Source material:
§ §
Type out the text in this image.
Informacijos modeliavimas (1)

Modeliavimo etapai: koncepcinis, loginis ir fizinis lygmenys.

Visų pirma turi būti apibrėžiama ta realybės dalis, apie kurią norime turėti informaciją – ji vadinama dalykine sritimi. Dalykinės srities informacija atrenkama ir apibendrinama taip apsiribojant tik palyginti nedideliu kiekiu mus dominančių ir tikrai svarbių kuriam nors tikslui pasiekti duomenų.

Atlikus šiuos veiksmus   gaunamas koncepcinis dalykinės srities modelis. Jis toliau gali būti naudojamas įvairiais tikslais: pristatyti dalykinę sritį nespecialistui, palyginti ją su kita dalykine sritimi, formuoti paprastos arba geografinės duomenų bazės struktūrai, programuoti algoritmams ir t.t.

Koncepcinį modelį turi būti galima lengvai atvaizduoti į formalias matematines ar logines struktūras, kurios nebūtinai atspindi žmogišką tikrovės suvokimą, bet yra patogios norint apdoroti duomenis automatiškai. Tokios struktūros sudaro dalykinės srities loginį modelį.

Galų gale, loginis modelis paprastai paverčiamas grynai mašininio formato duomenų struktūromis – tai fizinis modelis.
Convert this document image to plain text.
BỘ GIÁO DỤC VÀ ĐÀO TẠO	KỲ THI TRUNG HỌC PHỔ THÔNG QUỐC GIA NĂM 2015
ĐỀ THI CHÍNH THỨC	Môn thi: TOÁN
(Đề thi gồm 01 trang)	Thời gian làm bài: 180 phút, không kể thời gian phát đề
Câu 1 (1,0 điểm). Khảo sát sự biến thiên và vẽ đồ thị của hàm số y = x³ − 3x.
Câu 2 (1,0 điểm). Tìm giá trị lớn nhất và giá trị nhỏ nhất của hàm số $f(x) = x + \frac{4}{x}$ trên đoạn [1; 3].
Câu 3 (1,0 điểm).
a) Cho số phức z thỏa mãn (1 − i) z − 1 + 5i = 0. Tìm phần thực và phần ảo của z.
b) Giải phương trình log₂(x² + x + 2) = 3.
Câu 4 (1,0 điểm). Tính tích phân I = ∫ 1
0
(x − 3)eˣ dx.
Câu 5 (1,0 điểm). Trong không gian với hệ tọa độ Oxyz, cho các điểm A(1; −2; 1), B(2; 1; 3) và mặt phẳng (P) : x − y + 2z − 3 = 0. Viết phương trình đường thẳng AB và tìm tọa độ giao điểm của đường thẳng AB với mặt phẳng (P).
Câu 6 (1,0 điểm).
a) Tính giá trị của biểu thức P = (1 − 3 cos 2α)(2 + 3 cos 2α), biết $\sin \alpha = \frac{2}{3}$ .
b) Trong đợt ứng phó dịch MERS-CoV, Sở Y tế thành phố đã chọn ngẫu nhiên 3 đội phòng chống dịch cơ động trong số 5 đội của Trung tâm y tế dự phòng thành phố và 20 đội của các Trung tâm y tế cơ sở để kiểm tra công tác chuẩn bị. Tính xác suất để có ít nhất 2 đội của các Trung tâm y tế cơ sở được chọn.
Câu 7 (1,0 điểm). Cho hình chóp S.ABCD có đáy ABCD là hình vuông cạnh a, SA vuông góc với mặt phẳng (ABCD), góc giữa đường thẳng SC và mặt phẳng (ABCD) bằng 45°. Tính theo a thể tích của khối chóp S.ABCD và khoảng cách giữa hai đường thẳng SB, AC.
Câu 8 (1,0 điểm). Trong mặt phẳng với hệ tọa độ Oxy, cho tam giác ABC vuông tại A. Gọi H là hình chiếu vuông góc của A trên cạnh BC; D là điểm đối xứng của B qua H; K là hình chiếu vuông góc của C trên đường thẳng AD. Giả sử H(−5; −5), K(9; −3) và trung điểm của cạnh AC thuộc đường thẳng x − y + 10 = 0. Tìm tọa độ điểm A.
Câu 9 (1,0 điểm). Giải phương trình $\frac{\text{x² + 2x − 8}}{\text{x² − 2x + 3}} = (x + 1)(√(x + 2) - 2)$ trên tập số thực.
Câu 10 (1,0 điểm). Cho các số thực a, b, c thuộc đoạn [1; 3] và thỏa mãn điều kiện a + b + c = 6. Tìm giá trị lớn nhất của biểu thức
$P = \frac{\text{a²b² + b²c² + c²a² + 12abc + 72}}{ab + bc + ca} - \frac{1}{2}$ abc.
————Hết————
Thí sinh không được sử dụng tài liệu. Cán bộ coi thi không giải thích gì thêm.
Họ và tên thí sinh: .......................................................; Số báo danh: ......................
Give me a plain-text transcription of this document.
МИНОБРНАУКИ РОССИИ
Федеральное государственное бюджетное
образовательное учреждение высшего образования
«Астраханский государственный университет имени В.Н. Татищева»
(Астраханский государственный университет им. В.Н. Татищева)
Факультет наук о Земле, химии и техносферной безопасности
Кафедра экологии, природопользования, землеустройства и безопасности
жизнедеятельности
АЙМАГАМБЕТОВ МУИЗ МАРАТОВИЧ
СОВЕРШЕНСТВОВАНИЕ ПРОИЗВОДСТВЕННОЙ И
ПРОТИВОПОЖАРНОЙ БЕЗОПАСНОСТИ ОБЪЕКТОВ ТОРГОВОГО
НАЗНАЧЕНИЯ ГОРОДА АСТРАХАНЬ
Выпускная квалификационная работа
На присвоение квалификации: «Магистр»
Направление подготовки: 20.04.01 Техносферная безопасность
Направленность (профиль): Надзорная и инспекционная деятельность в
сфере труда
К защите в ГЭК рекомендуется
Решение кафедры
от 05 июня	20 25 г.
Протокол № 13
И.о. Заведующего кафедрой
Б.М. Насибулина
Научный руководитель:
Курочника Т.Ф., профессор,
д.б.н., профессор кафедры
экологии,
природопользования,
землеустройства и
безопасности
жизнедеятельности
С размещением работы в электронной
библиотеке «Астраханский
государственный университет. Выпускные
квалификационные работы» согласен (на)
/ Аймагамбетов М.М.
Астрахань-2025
§ §
Directions for this task: Using the listing above, locate the lines that hold "biểu" and copy each one.

Task solution:
a) Tính giá trị của biểu thức P = (1 − 3 cos 2α)(2 + 3 cos 2α), biết $\sin \alpha = \frac{2}{3}$ .
Câu 10 (1,0 điểm). Cho các số thực a, b, c thuộc đoạn [1; 3] và thỏa mãn điều kiện a + b + c = 6. Tìm giá trị lớn nhất của biểu thức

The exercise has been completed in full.